Dataset items
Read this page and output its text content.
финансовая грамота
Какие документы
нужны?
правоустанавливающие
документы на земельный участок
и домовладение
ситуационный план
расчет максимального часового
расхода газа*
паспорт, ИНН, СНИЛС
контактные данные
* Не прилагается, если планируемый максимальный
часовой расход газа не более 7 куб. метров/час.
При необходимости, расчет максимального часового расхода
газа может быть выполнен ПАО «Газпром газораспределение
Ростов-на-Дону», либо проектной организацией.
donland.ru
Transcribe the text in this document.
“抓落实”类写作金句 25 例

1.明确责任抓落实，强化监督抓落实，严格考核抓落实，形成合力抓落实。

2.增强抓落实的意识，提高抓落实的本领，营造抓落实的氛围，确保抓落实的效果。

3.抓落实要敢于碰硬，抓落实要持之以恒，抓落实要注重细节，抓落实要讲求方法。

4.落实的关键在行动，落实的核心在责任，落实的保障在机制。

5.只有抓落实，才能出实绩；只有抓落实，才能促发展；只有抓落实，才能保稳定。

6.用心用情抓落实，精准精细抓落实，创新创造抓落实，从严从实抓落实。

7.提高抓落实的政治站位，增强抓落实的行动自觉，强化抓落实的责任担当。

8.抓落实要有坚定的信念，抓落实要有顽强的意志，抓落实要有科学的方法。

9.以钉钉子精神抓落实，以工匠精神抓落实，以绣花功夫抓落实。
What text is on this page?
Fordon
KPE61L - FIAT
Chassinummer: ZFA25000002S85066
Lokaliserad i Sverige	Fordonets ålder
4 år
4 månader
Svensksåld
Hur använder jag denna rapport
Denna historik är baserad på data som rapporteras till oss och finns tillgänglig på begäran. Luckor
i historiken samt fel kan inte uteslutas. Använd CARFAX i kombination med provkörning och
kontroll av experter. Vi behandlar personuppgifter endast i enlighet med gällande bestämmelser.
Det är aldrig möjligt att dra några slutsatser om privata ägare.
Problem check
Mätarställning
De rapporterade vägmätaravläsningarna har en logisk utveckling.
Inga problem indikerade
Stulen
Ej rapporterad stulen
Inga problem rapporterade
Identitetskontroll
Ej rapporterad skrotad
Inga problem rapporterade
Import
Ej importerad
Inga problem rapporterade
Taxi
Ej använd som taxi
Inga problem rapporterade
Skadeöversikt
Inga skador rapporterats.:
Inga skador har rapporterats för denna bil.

Set task> Count the lines in the entries above that include the string "this", then give only that figure.

Answer below> 3